[Dataset entries]
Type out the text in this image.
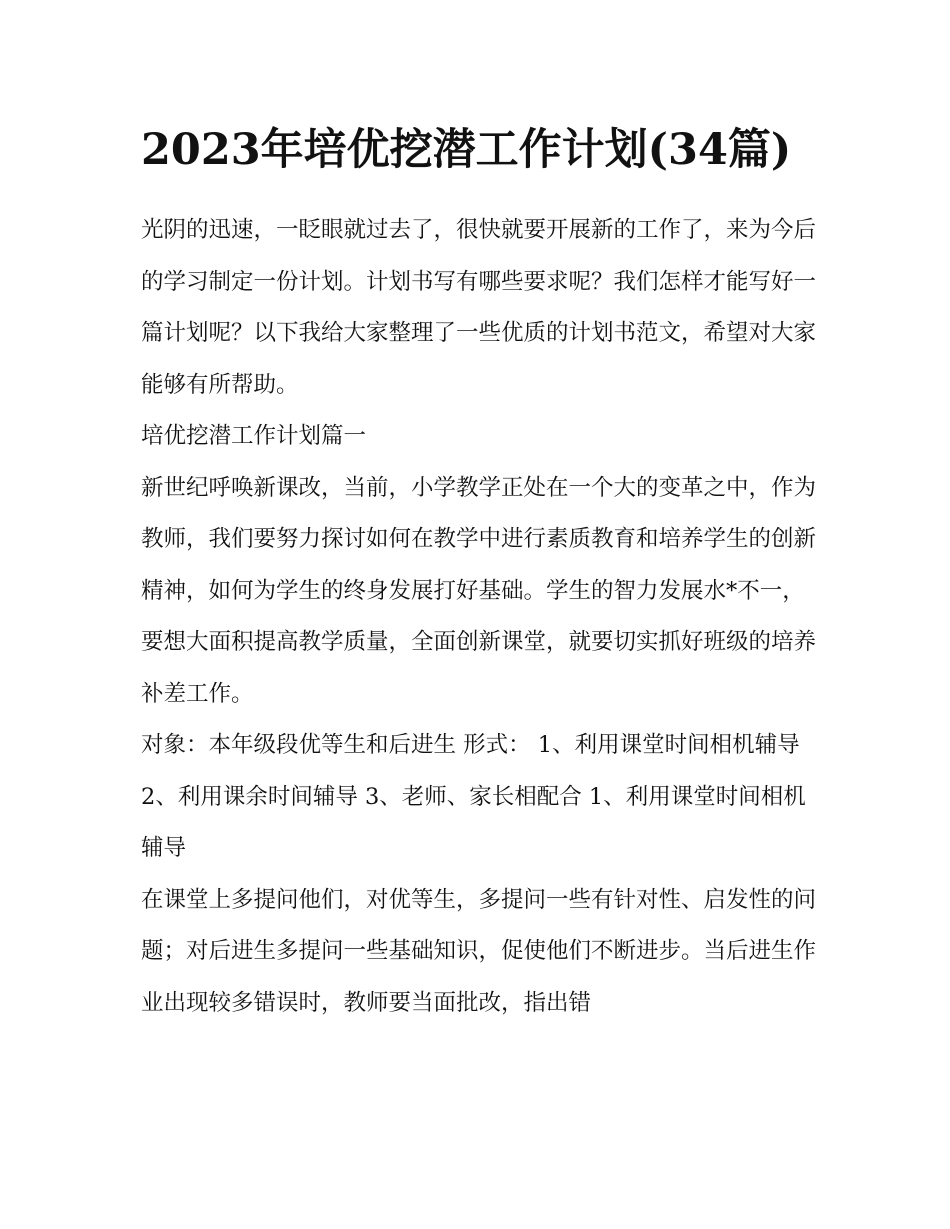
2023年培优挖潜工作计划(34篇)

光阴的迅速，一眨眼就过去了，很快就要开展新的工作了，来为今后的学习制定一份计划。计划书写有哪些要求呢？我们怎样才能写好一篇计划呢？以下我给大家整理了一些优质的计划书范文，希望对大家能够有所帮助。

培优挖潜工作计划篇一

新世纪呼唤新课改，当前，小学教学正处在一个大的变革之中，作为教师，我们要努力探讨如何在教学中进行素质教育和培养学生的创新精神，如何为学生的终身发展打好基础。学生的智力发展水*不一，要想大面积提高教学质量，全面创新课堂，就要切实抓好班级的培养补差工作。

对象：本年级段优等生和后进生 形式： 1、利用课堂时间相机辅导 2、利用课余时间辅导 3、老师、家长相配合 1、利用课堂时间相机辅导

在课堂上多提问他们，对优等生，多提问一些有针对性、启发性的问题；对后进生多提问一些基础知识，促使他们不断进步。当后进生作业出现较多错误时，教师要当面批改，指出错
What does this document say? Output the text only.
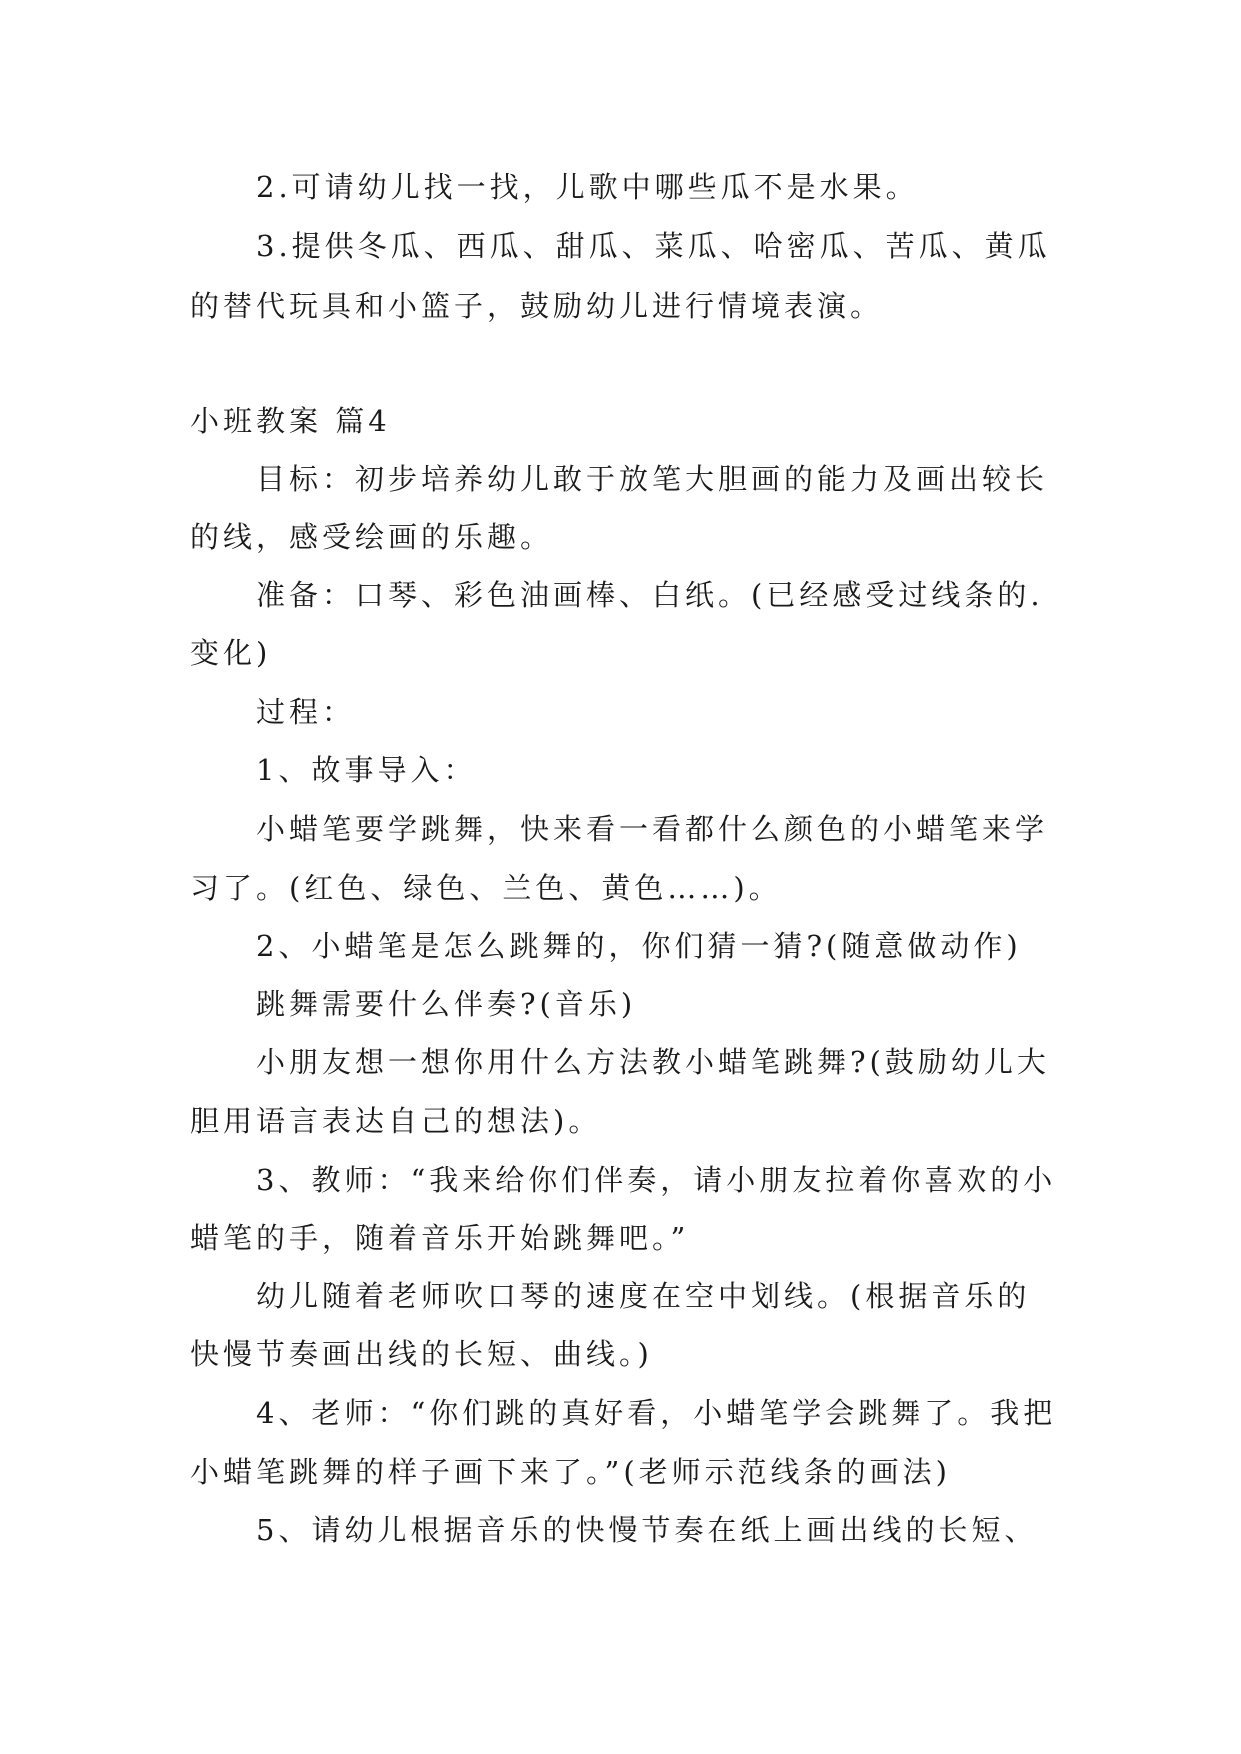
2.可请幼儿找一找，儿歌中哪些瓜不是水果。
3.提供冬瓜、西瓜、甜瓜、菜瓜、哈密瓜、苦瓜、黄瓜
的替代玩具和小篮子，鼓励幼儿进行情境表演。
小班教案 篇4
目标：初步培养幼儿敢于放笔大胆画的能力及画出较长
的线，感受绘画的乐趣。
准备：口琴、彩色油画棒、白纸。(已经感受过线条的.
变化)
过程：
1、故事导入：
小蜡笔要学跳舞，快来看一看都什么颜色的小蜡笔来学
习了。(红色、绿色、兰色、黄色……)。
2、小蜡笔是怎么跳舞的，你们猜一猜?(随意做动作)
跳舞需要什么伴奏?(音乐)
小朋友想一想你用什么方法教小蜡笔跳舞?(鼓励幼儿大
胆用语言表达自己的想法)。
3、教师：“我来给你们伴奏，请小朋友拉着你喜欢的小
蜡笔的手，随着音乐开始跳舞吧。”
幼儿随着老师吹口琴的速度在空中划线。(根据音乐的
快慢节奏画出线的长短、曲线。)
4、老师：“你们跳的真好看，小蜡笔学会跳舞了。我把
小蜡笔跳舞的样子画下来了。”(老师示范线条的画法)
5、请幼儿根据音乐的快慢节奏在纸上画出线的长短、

Exercise instructions: In the entries above, find each line with the string "text" and copy it.

Final result:
Type out the text in this image.
What does this document say? Output the text only.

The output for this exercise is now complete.